What to work on →
Repeat the material below word for word and leave out all pictures.

-------- Given records --------

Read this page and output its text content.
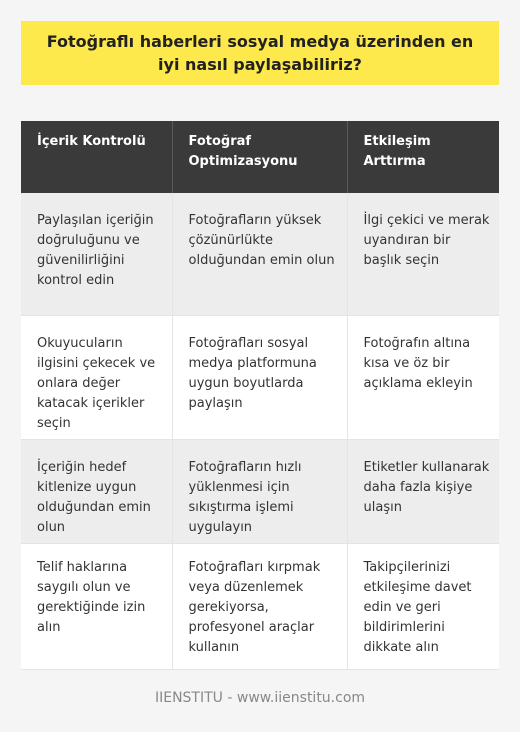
Fotoğraflı haberleri sosyal medya üzerinden en iyi nasıl paylaşabiliriz?
İçerik Kontrolü	Fotoğraf Optimizasyonu	Etkileşim Arttırma
Paylaşılan içeriğin doğruluğunu ve güvenilirliğini kontrol edin	Fotoğrafların yüksek çözünürlükte olduğundan emin olun	İlgi çekici ve merak uyandıran bir başlık seçin
Okuyucuların ilgisini çekecek ve onlara değer katacak içerikler seçin	Fotoğrafları sosyal medya platformuna uygun boyutlarda paylaşın	Fotoğrafın altına kısa ve öz bir açıklama ekleyin
İçeriğin hedef kitlenize uygun olduğundan emin olun	Fotoğrafların hızlı yüklenmesi için sıkıştırma işlemi uygulayın	Etiketler kullanarak daha fazla kişiye ulaşın
Telif haklarına saygılı olun ve gerektiğinde izin alın	Fotoğrafları kırpmak veya düzenlemek gerekiyorsa, profesyonel araçlar kullanın	Takipçilerinizi etkileşime davet edin ve geri bildirimlerini dikkate alın
IIENSTITU - www.iienstitu.com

--------

Response for this exercise →
Read this page and output its text content.
Fotoğraflı haberleri sosyal medya üzerinden en iyi nasıl paylaşabiliriz?
İçerik Kontrolü	Fotoğraf Optimizasyonu	Etkileşim Arttırma
Paylaşılan içeriğin doğruluğunu ve güvenilirliğini kontrol edin	Fotoğrafların yüksek çözünürlükte olduğundan emin olun	İlgi çekici ve merak uyandıran bir başlık seçin
Okuyucuların ilgisini çekecek ve onlara değer katacak içerikler seçin	Fotoğrafları sosyal medya platformuna uygun boyutlarda paylaşın	Fotoğrafın altına kısa ve öz bir açıklama ekleyin
İçeriğin hedef kitlenize uygun olduğundan emin olun	Fotoğrafların hızlı yüklenmesi için sıkıştırma işlemi uygulayın	Etiketler kullanarak daha fazla kişiye ulaşın
Telif haklarına saygılı olun ve gerektiğinde izin alın	Fotoğrafları kırpmak veya düzenlemek gerekiyorsa, profesyonel araçlar kullanın	Takipçilerinizi etkileşime davet edin ve geri bildirimlerini dikkate alın
IIENSTITU - www.iienstitu.com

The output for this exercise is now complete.